Fragmento del texto -
• • • • •
El jefe de operación de la ambulancia atinó y decidió no llevarme al Humber River Regional Hospital porque las salas de emergencia estaban atiborradas. En ese caso me atenderían en unas seis horas.

Al llegar al Saint Joseph, me atendió una junta médica, con tantos aparatos, que pensé que era un caso de vida o muerte. Ciertamente. Si no reaccionaba a los medicamentos, había que llevarme al quirófano.

El dolor era insoportable. Hubo que inyectarme morfina y otra inyección más en el vientre para neutralizar el metano. Después de varias preguntas, me quedé completamente dormido hasta el otro día.

La pregunta que más me aterrorizó fue la relacionada con el historial de cáncer en la familia. Fui tajante con el médico: “Doctor, si he desarrollado cáncer, no me ande con rodeos y dígame la verdad, porque estoy preparado para aceptarla”. Su respuesta fue negativa. No había signos visibles de esa enfermedad.

La razón de estar consciente de una posible presencia de cáncer en mi cuerpo es el consumo excesivo de alcohol al que me había habituado por años. En otras palabras, padecía de esa terrible enfermedad llamada alcoholismo, del que me pude zafar, “por la gracia y la misericordia de Dios”. Yo sólo por mi cuenta no lo hubiera logrado si “un poder superior a mis propias fuerzas no hubiera actuado sobre mí”.
• • • • •
Filas proporcionadas -
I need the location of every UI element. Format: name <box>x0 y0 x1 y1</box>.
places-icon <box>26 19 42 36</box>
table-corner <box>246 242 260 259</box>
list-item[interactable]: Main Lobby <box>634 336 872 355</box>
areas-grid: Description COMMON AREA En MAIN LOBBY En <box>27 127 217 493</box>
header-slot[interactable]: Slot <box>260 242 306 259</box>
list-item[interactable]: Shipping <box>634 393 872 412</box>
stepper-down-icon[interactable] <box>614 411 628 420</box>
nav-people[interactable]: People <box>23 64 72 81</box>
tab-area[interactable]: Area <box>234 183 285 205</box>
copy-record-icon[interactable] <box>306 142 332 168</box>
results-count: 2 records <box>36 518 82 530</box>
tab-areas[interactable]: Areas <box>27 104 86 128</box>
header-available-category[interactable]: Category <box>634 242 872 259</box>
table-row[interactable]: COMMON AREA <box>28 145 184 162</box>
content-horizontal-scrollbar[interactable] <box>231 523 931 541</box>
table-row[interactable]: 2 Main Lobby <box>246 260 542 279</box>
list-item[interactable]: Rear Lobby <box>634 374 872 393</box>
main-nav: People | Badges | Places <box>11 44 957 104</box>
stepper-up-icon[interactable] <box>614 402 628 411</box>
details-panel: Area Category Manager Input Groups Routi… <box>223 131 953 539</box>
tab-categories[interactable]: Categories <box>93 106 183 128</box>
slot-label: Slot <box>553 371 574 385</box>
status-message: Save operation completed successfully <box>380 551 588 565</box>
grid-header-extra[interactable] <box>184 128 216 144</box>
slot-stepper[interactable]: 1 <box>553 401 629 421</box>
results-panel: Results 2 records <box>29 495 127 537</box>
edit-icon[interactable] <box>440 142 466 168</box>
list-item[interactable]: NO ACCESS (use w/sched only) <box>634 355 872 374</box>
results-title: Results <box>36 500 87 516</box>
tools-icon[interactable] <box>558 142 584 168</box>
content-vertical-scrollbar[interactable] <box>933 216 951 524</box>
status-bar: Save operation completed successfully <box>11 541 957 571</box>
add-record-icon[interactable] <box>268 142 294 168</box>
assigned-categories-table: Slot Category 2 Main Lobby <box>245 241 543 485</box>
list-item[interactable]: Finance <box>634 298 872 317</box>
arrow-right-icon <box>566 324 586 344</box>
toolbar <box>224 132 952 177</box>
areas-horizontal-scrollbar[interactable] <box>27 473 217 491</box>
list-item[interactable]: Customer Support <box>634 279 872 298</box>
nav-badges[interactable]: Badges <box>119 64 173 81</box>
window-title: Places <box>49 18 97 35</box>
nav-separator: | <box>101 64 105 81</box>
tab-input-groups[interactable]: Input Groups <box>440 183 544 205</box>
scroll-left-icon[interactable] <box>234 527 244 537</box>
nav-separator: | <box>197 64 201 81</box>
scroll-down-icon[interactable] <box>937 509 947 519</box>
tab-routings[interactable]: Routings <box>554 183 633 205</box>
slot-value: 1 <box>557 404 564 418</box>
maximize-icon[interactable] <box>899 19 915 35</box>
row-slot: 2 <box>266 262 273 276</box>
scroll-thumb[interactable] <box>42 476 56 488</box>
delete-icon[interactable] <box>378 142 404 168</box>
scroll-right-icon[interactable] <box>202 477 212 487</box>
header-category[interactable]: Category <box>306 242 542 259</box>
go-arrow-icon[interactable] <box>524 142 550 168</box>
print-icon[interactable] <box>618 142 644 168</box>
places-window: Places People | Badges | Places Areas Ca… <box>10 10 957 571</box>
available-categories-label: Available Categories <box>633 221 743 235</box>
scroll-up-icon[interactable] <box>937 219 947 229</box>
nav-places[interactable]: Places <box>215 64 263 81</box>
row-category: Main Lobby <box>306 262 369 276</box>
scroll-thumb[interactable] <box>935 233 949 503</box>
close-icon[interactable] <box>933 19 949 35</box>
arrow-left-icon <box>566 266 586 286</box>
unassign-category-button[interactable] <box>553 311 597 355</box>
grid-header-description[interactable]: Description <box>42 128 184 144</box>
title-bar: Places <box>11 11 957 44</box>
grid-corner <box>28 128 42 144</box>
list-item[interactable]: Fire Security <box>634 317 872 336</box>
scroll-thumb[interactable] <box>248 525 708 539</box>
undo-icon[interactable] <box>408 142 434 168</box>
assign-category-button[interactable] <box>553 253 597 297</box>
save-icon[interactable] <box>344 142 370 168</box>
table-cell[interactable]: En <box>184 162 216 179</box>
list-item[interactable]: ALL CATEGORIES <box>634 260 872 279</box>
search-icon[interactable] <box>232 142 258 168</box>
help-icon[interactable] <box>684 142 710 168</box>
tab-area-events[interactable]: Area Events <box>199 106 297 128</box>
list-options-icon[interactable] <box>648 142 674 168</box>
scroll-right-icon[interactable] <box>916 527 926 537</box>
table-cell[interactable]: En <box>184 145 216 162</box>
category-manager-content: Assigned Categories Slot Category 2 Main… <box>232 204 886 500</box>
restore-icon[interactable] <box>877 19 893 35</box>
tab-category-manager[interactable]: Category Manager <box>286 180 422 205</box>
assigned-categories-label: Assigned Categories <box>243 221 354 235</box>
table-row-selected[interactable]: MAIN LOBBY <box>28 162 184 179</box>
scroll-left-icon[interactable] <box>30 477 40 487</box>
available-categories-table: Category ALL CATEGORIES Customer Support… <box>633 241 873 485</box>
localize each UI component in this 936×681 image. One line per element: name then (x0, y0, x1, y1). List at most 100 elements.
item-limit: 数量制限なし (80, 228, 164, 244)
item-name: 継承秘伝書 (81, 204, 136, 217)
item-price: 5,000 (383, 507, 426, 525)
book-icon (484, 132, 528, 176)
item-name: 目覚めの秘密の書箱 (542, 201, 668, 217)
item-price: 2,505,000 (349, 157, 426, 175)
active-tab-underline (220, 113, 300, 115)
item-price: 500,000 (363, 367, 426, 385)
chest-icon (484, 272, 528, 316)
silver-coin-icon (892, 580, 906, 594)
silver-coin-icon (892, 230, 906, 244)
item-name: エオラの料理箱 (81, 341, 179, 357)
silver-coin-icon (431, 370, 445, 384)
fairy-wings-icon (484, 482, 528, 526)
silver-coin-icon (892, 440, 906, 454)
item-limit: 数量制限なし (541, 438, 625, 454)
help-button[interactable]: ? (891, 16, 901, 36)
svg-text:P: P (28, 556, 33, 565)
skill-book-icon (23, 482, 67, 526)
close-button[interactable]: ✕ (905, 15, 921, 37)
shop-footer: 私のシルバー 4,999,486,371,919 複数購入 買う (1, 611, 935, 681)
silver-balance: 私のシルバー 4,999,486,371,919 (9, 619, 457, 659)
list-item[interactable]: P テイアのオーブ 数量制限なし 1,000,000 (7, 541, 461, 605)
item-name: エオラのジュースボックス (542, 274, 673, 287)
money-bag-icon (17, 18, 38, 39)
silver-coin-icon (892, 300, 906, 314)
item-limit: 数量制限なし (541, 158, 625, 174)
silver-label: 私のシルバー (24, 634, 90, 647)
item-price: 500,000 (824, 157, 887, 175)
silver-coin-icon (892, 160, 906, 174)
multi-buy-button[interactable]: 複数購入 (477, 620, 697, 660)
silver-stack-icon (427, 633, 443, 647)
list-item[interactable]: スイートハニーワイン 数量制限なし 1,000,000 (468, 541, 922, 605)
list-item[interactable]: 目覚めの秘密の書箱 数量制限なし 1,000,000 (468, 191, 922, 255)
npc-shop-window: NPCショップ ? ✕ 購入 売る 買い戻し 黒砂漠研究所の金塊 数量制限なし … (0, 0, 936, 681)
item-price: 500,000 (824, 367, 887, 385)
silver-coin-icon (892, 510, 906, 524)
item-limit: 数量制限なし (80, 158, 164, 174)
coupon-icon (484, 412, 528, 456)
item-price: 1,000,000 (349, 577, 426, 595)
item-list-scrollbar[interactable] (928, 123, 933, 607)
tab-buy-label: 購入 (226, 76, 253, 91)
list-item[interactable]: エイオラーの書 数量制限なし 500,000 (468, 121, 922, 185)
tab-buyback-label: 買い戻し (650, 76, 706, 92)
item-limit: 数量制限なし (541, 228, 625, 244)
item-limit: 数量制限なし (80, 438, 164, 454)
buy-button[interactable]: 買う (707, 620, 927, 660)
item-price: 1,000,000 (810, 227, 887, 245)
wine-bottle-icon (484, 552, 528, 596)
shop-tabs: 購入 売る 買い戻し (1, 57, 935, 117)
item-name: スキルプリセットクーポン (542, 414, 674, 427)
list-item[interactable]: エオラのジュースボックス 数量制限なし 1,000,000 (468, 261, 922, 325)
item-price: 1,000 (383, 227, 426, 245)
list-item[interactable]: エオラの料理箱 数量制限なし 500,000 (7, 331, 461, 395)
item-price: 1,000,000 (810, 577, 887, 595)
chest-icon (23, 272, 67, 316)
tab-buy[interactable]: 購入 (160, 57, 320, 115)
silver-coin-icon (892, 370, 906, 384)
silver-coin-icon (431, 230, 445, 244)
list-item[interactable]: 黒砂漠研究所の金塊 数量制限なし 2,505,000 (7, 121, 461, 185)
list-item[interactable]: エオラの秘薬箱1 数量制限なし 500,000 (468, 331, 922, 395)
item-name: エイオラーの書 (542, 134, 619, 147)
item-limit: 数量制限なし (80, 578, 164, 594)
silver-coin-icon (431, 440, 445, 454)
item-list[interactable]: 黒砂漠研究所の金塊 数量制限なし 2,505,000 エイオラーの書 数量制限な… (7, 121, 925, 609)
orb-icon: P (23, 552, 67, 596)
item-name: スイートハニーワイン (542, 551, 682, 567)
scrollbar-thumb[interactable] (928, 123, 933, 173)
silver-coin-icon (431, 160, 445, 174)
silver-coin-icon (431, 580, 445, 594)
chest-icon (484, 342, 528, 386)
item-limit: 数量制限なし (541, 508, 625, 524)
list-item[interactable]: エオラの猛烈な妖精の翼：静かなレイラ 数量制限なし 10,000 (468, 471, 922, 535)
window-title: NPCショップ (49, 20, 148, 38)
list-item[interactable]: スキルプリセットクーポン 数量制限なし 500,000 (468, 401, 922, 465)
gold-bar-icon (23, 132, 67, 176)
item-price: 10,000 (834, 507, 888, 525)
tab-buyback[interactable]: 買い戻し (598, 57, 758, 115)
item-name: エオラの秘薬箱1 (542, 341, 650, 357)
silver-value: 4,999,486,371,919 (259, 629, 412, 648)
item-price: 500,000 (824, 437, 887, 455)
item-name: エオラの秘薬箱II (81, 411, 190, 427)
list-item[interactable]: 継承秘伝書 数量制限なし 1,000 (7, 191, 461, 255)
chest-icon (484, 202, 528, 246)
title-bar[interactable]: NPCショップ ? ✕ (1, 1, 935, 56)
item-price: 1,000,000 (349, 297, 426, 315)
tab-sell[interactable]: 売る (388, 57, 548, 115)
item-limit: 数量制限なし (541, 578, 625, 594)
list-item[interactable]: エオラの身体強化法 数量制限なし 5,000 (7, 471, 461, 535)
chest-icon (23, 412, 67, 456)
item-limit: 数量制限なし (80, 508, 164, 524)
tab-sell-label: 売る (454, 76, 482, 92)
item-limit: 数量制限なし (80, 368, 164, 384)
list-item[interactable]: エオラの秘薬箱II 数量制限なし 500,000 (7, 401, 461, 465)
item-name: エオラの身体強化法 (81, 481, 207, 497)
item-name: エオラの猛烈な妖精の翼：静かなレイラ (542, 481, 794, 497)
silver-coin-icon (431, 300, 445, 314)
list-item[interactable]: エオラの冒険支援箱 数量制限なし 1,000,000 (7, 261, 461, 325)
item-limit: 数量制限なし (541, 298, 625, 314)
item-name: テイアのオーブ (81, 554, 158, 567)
• • • • •
Tareas propuestas -
[1] Según el relato de la hospitalización, ¿por qué el jefe de operación de la ambulancia decidió no llevar al narrador al Humber River Regional Hospital?
[2] Prolonga el relato de la hospitalización a partir de su última oración.
Las filas son un material independiente del relato de la hospitalización.

Respuestas propuestas -
[1] Porque las salas de emergencia de ese hospital estaban atiborradas.

[2]
Llevo unos seis años en el proceso de recuperación, pero siempre con el temor de que aflore algunas de esas enfermedades relacionadas con la superada adicción, sobre todo, el cáncer de colon.

La obstrucción intestinal no es una condición de enfermedad. Mis últimos exámenes médicos indican que no se me afectó el hígado ni el páncreas dejó de producir insulina regularmente. Tampoco se me desarrolló diabetes alcohólica ni he tenido problemas con el colesterol. Lo normal es que en personas afectadas por el alcoholismo éstas aparezcan con el paso de los años.

Sin embargo, cuando se me dijo que debía pasar varios días en observación y estudio, hasta el jueves 30, tomé las cosas con calma. Me sentía completamente relajado y dispuse mi cuerpo para que no reaccionara adverso a lo que los médicos estudiarían.

En esos días de reposo en que estuve bien atendido, excepto que no me daban sólidos para comer, medité sobre mí mismo, pero también sobre la cantidad de personas que alrededor del mundo no tienen acceso a la medicina. En ese momento, yo era un privilegiado del sistema de salud canadiense.

Pensé también en los que mueren en completo abandono en las salas de los hospitales. Sin familiares que los visitan, aunque nadie de mi familia fue a verme: había decidido que no me visitaran para que no interrumpieran mis meditaciones.

Parecía como si hubiese estado en un hotel cinco estrellas. Con miras hacia el Lago Ontario. Desde las barandas del hospital podía ver la Península del Niágara, sobre las aguas turquesas y las manchas verdes de las algas que habitan en su fondo. Todo en el silencia matinal.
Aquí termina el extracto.